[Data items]
* start *
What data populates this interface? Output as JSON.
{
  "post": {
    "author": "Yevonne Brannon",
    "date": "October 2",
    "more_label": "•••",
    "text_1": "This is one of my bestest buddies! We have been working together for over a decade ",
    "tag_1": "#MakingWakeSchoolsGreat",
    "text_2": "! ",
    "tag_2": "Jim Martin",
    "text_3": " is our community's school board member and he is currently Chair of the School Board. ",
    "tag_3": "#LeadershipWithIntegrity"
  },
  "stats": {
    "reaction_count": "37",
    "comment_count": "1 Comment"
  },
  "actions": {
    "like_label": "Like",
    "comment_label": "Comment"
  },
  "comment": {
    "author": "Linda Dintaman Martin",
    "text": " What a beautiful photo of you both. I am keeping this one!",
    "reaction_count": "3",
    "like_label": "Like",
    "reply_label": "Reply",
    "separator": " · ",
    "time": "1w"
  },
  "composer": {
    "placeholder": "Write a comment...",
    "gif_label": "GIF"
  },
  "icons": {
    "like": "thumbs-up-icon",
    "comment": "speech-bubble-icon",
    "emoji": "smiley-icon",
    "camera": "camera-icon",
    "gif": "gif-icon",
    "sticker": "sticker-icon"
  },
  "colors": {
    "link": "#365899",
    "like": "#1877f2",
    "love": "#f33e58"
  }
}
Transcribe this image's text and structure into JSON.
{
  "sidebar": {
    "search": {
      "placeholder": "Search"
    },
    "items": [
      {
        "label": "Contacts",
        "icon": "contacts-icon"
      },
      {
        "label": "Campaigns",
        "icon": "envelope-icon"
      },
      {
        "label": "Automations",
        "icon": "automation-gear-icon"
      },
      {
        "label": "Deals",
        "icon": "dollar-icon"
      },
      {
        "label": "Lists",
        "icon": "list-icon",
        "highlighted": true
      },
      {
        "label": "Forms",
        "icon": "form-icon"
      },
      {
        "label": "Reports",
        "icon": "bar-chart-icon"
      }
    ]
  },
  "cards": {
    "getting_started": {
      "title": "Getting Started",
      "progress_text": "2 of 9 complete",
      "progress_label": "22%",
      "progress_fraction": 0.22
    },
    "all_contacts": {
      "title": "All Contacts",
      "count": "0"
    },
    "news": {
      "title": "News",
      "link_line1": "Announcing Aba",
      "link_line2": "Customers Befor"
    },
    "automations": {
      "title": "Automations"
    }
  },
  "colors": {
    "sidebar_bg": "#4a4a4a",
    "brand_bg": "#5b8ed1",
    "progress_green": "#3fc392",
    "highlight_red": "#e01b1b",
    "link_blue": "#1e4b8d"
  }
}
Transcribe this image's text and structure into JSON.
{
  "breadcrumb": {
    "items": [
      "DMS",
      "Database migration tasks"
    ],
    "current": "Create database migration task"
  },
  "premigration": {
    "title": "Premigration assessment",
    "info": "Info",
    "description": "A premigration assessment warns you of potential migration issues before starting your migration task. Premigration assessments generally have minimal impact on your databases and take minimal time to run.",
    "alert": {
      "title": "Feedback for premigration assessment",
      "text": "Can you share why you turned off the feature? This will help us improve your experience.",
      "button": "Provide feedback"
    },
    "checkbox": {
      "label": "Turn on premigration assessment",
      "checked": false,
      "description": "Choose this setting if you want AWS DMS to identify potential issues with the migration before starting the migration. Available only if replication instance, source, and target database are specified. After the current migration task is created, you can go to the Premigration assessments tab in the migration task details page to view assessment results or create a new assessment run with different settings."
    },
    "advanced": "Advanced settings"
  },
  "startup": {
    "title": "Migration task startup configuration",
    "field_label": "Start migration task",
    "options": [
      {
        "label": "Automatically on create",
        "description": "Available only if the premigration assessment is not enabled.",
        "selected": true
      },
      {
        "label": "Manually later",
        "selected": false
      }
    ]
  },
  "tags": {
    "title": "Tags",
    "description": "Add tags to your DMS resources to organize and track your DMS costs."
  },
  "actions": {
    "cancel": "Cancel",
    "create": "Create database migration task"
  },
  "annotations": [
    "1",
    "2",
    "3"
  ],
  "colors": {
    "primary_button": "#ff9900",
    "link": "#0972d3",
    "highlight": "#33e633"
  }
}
* end *
| What is being asked |
Transcribe every record above exactly as it appears.

| Output of the exercise |
What data populates this interface? Output as JSON.
{
  "post": {
    "author": "Yevonne Brannon",
    "date": "October 2",
    "more_label": "•••",
    "text_1": "This is one of my bestest buddies! We have been working together for over a decade ",
    "tag_1": "#MakingWakeSchoolsGreat",
    "text_2": "! ",
    "tag_2": "Jim Martin",
    "text_3": " is our community's school board member and he is currently Chair of the School Board. ",
    "tag_3": "#LeadershipWithIntegrity"
  },
  "stats": {
    "reaction_count": "37",
    "comment_count": "1 Comment"
  },
  "actions": {
    "like_label": "Like",
    "comment_label": "Comment"
  },
  "comment": {
    "author": "Linda Dintaman Martin",
    "text": " What a beautiful photo of you both. I am keeping this one!",
    "reaction_count": "3",
    "like_label": "Like",
    "reply_label": "Reply",
    "separator": " · ",
    "time": "1w"
  },
  "composer": {
    "placeholder": "Write a comment...",
    "gif_label": "GIF"
  },
  "icons": {
    "like": "thumbs-up-icon",
    "comment": "speech-bubble-icon",
    "emoji": "smiley-icon",
    "camera": "camera-icon",
    "gif": "gif-icon",
    "sticker": "sticker-icon"
  },
  "colors": {
    "link": "#365899",
    "like": "#1877f2",
    "love": "#f33e58"
  }
}
Transcribe this image's text and structure into JSON.
{
  "sidebar": {
    "search": {
      "placeholder": "Search"
    },
    "items": [
      {
        "label": "Contacts",
        "icon": "contacts-icon"
      },
      {
        "label": "Campaigns",
        "icon": "envelope-icon"
      },
      {
        "label": "Automations",
        "icon": "automation-gear-icon"
      },
      {
        "label": "Deals",
        "icon": "dollar-icon"
      },
      {
        "label": "Lists",
        "icon": "list-icon",
        "highlighted": true
      },
      {
        "label": "Forms",
        "icon": "form-icon"
      },
      {
        "label": "Reports",
        "icon": "bar-chart-icon"
      }
    ]
  },
  "cards": {
    "getting_started": {
      "title": "Getting Started",
      "progress_text": "2 of 9 complete",
      "progress_label": "22%",
      "progress_fraction": 0.22
    },
    "all_contacts": {
      "title": "All Contacts",
      "count": "0"
    },
    "news": {
      "title": "News",
      "link_line1": "Announcing Aba",
      "link_line2": "Customers Befor"
    },
    "automations": {
      "title": "Automations"
    }
  },
  "colors": {
    "sidebar_bg": "#4a4a4a",
    "brand_bg": "#5b8ed1",
    "progress_green": "#3fc392",
    "highlight_red": "#e01b1b",
    "link_blue": "#1e4b8d"
  }
}
Transcribe this image's text and structure into JSON.
{
  "breadcrumb": {
    "items": [
      "DMS",
      "Database migration tasks"
    ],
    "current": "Create database migration task"
  },
  "premigration": {
    "title": "Premigration assessment",
    "info": "Info",
    "description": "A premigration assessment warns you of potential migration issues before starting your migration task. Premigration assessments generally have minimal impact on your databases and take minimal time to run.",
    "alert": {
      "title": "Feedback for premigration assessment",
      "text": "Can you share why you turned off the feature? This will help us improve your experience.",
      "button": "Provide feedback"
    },
    "checkbox": {
      "label": "Turn on premigration assessment",
      "checked": false,
      "description": "Choose this setting if you want AWS DMS to identify potential issues with the migration before starting the migration. Available only if replication instance, source, and target database are specified. After the current migration task is created, you can go to the Premigration assessments tab in the migration task details page to view assessment results or create a new assessment run with different settings."
    },
    "advanced": "Advanced settings"
  },
  "startup": {
    "title": "Migration task startup configuration",
    "field_label": "Start migration task",
    "options": [
      {
        "label": "Automatically on create",
        "description": "Available only if the premigration assessment is not enabled.",
        "selected": true
      },
      {
        "label": "Manually later",
        "selected": false
      }
    ]
  },
  "tags": {
    "title": "Tags",
    "description": "Add tags to your DMS resources to organize and track your DMS costs."
  },
  "actions": {
    "cancel": "Cancel",
    "create": "Create database migration task"
  },
  "annotations": [
    "1",
    "2",
    "3"
  ],
  "colors": {
    "primary_button": "#ff9900",
    "link": "#0972d3",
    "highlight": "#33e633"
  }
}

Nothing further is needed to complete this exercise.